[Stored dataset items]
— Begin —
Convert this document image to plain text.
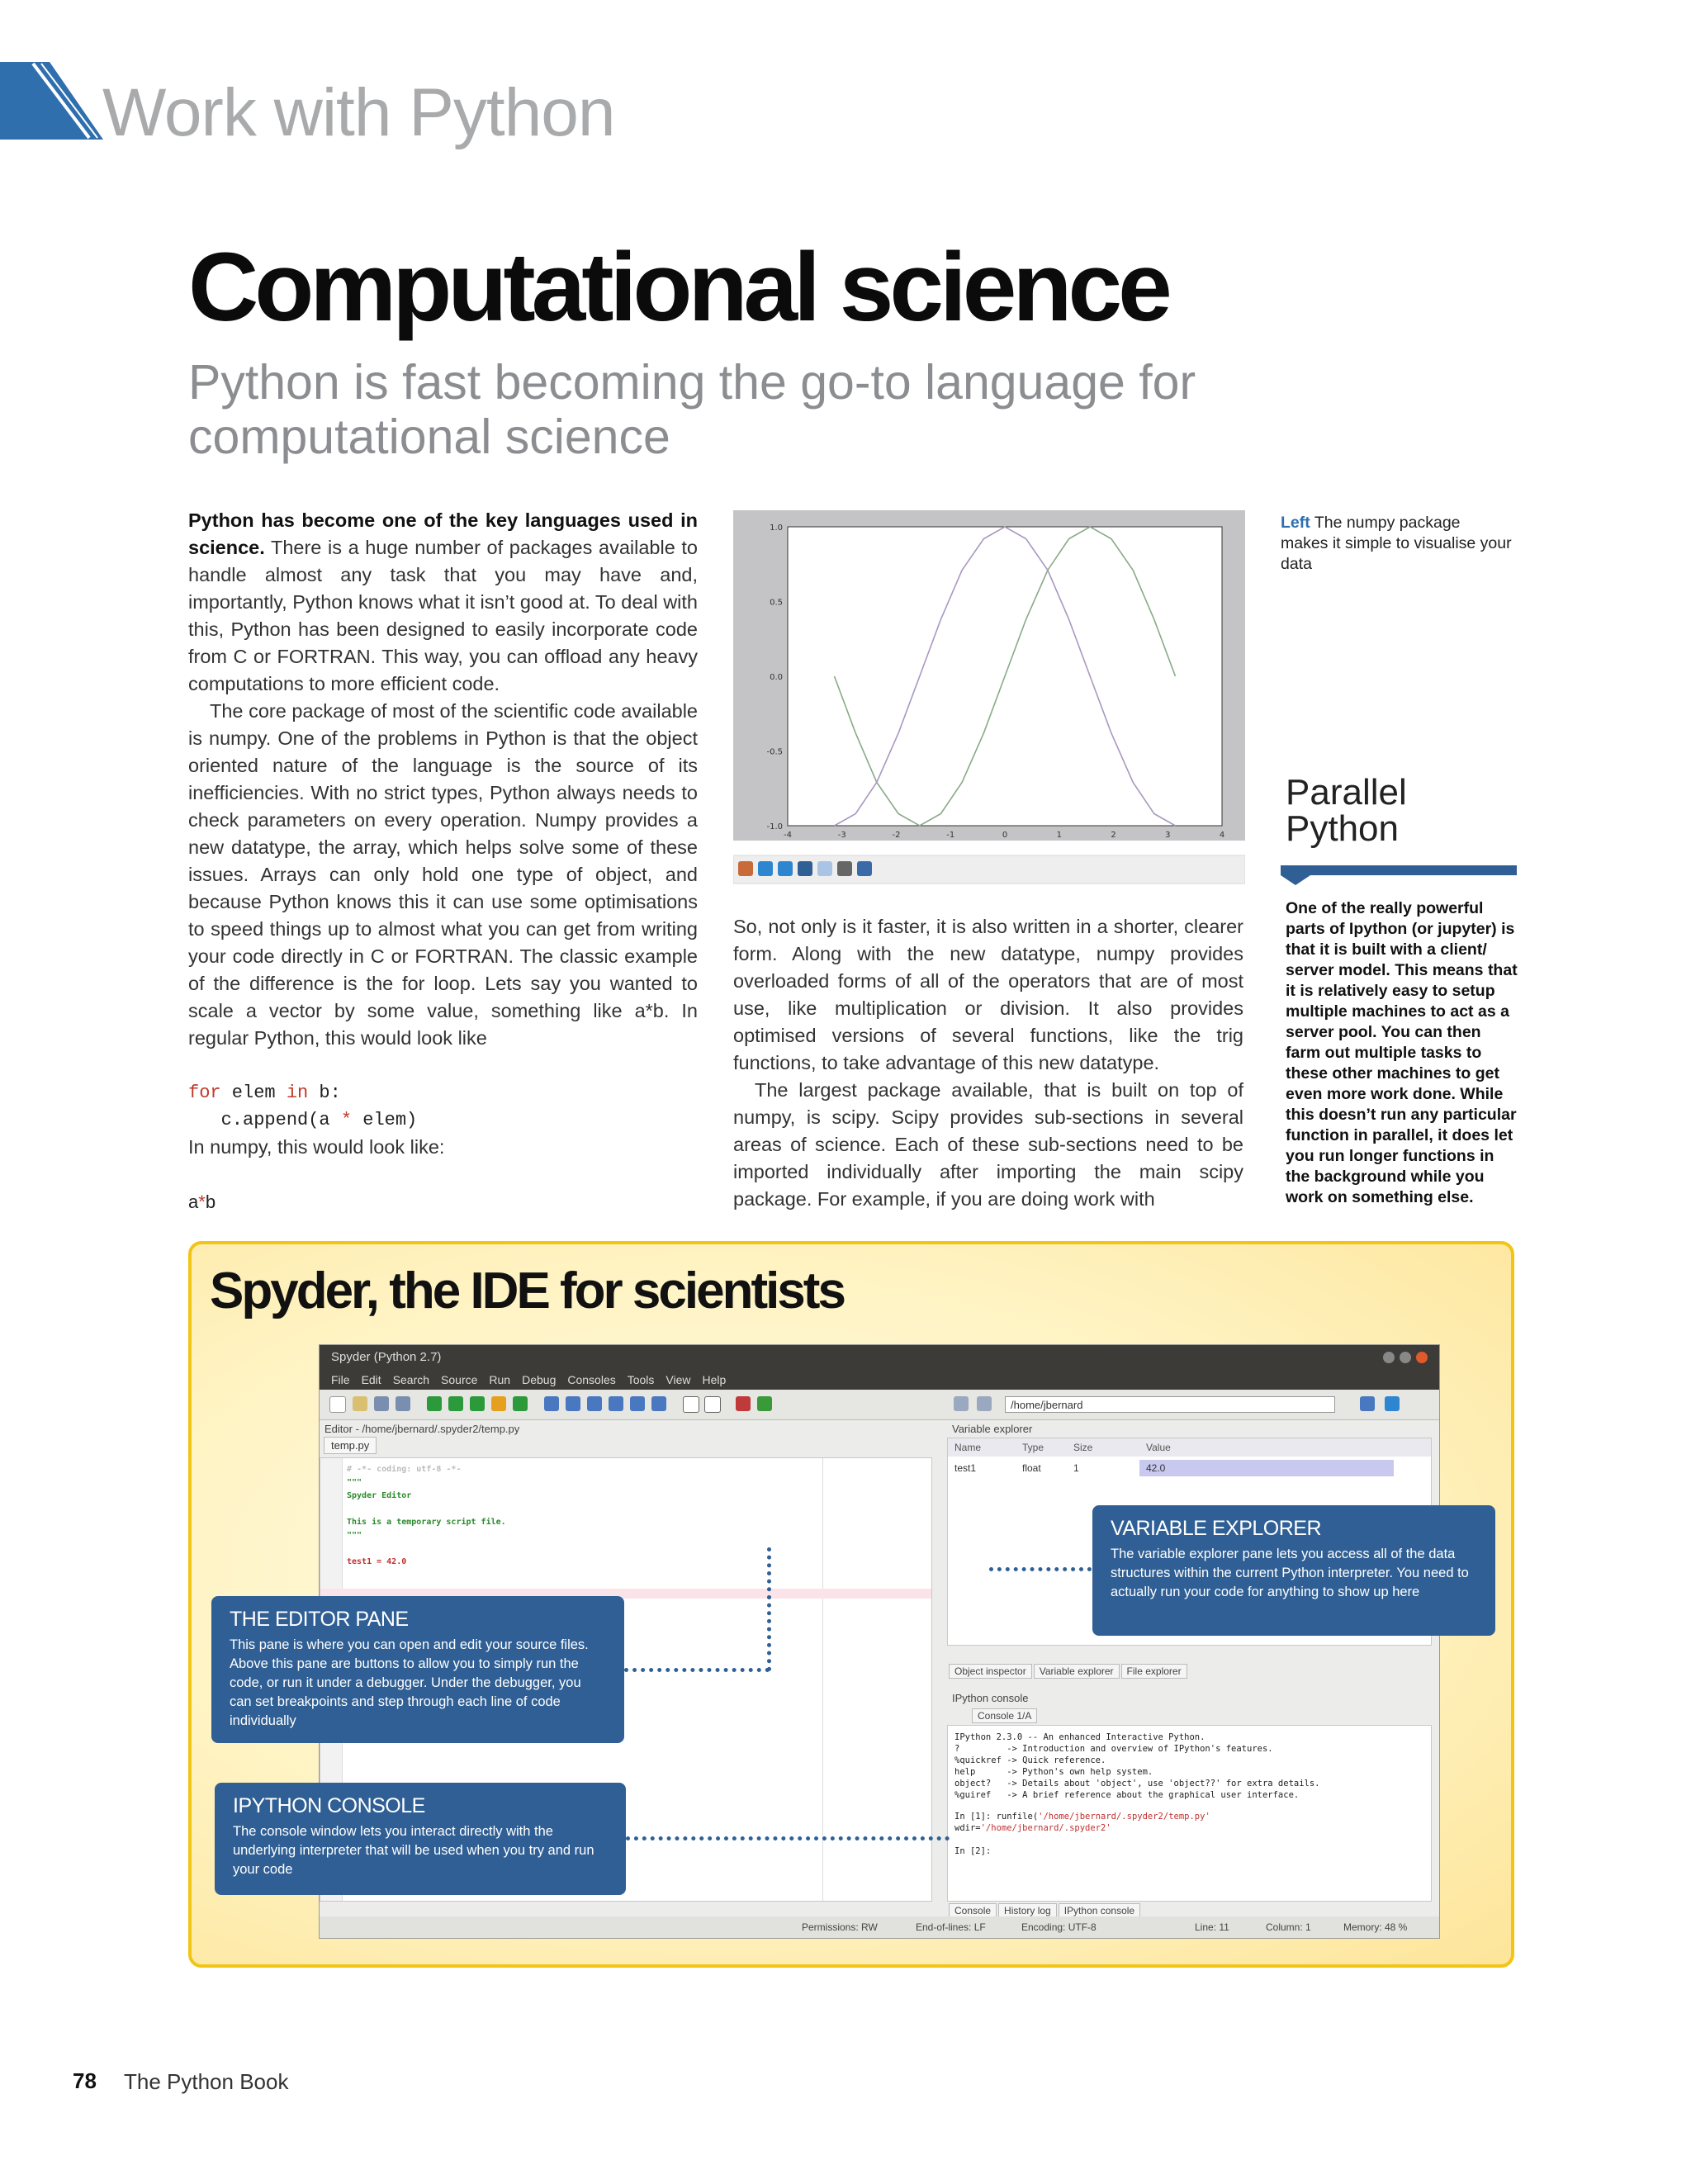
Work with Python
Computational science
Python is fast becoming the go-to language for computational science

Python has become one of the key languages used in science. There is a huge number of packages available to handle almost any task that you may have and, importantly, Python knows what it isn’t good at. To deal with this, Python has been designed to easily incorporate code from C or FORTRAN. This way, you can offload any heavy computations to more efficient code.

The core package of most of the scientific code available is numpy. One of the problems in Python is that the object oriented nature of the language is the source of its inefficiencies. With no strict types, Python always needs to check parameters on every operation. Numpy provides a new datatype, the array, which helps solve some of these issues. Arrays can only hold one type of object, and because Python knows this it can use some optimisations to speed things up to almost what you can get from writing your code directly in C or FORTRAN. The classic example of the difference is the for loop. Lets say you wanted to scale a vector by some value, something like a*b. In regular Python, this would look like

for elem in b:
c.append(a * elem)
In numpy, this would look like:
a*b
-4	-3	-2	-1	0	1	2	3	4
1.0
0.5
0.0
-0.5
-1.0
Left The numpy package makes it simple to visualise your data

So, not only is it faster, it is also written in a shorter, clearer form. Along with the new datatype, numpy provides overloaded forms of all of the operators that are of most use, like multiplication or division. It also provides optimised versions of several functions, like the trig functions, to take advantage of this new datatype.

The largest package available, that is built on top of numpy, is scipy. Scipy provides sub-sections in several areas of science. Each of these sub-sections need to be imported individually after importing the main scipy package. For example, if you are doing work with

Parallel
Python
One of the really powerful parts of Ipython (or jupyter) is that it is built with a client/ server model. This means that it is relatively easy to setup multiple machines to act as a server pool. You can then farm out multiple tasks to these other machines to get even more work done. While this doesn’t run any particular function in parallel, it does let you run longer functions in the background while you work on something else.
Spyder, the IDE for scientists
Spyder (Python 2.7)
File Edit Search Source Run Debug Consoles Tools View Help
/home/jbernard
Editor - /home/jbernard/.spyder2/temp.py
temp.py
# -*- coding: utf-8 -*-
"""
Spyder Editor
This is a temporary script file.
"""
test1 = 42.0
Variable explorer
Name	Type	Size	Value
test1	float	1	42.0
Object inspector Variable explorer File explorer
IPython console
Console 1/A
IPython 2.3.0 -- An enhanced Interactive Python.
?         -> Introduction and overview of IPython's features.
%quickref -> Quick reference.
help      -> Python's own help system.
object?   -> Details about 'object', use 'object??' for extra details.
%guiref   -> A brief reference about the graphical user interface.
In [1]: runfile('/home/jbernard/.spyder2/temp.py'
wdir='/home/jbernard/.spyder2'
In [2]:
Console History log IPython console
Permissions: RW	End-of-lines: LF	Encoding: UTF-8	Line: 11	Column: 1	Memory: 48 %
VARIABLE EXPLORER
The variable explorer pane lets you access all of the data structures within the current Python interpreter. You need to actually run your code for anything to show up here
THE EDITOR PANE
This pane is where you can open and edit your source files. Above this pane are buttons to allow you to simply run the code, or run it under a debugger. Under the debugger, you can set breakpoints and step through each line of code individually
IPYTHON CONSOLE
The console window lets you interact directly with the underlying interpreter that will be used when you try and run your code
78 The Python Book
— End —
Set the data above down again exactly as given, with no pictures.

» **Exercise answer**:
Convert this document image to plain text.
Work with Python
Computational science
Python is fast becoming the go-to language for computational science

Python has become one of the key languages used in science. There is a huge number of packages available to handle almost any task that you may have and, importantly, Python knows what it isn’t good at. To deal with this, Python has been designed to easily incorporate code from C or FORTRAN. This way, you can offload any heavy computations to more efficient code.

The core package of most of the scientific code available is numpy. One of the problems in Python is that the object oriented nature of the language is the source of its inefficiencies. With no strict types, Python always needs to check parameters on every operation. Numpy provides a new datatype, the array, which helps solve some of these issues. Arrays can only hold one type of object, and because Python knows this it can use some optimisations to speed things up to almost what you can get from writing your code directly in C or FORTRAN. The classic example of the difference is the for loop. Lets say you wanted to scale a vector by some value, something like a*b. In regular Python, this would look like

for elem in b:
c.append(a * elem)
In numpy, this would look like:
a*b
-4	-3	-2	-1	0	1	2	3	4
1.0
0.5
0.0
-0.5
-1.0
Left The numpy package makes it simple to visualise your data

So, not only is it faster, it is also written in a shorter, clearer form. Along with the new datatype, numpy provides overloaded forms of all of the operators that are of most use, like multiplication or division. It also provides optimised versions of several functions, like the trig functions, to take advantage of this new datatype.

The largest package available, that is built on top of numpy, is scipy. Scipy provides sub-sections in several areas of science. Each of these sub-sections need to be imported individually after importing the main scipy package. For example, if you are doing work with

Parallel
Python
One of the really powerful parts of Ipython (or jupyter) is that it is built with a client/ server model. This means that it is relatively easy to setup multiple machines to act as a server pool. You can then farm out multiple tasks to these other machines to get even more work done. While this doesn’t run any particular function in parallel, it does let you run longer functions in the background while you work on something else.
Spyder, the IDE for scientists
Spyder (Python 2.7)
File Edit Search Source Run Debug Consoles Tools View Help
/home/jbernard
Editor - /home/jbernard/.spyder2/temp.py
temp.py
# -*- coding: utf-8 -*-
"""
Spyder Editor
This is a temporary script file.
"""
test1 = 42.0
Variable explorer
Name	Type	Size	Value
test1	float	1	42.0
Object inspector Variable explorer File explorer
IPython console
Console 1/A
IPython 2.3.0 -- An enhanced Interactive Python.
?         -> Introduction and overview of IPython's features.
%quickref -> Quick reference.
help      -> Python's own help system.
object?   -> Details about 'object', use 'object??' for extra details.
%guiref   -> A brief reference about the graphical user interface.
In [1]: runfile('/home/jbernard/.spyder2/temp.py'
wdir='/home/jbernard/.spyder2'
In [2]:
Console History log IPython console
Permissions: RW	End-of-lines: LF	Encoding: UTF-8	Line: 11	Column: 1	Memory: 48 %
VARIABLE EXPLORER
The variable explorer pane lets you access all of the data structures within the current Python interpreter. You need to actually run your code for anything to show up here
THE EDITOR PANE
This pane is where you can open and edit your source files. Above this pane are buttons to allow you to simply run the code, or run it under a debugger. Under the debugger, you can set breakpoints and step through each line of code individually
IPYTHON CONSOLE
The console window lets you interact directly with the underlying interpreter that will be used when you try and run your code
78 The Python Book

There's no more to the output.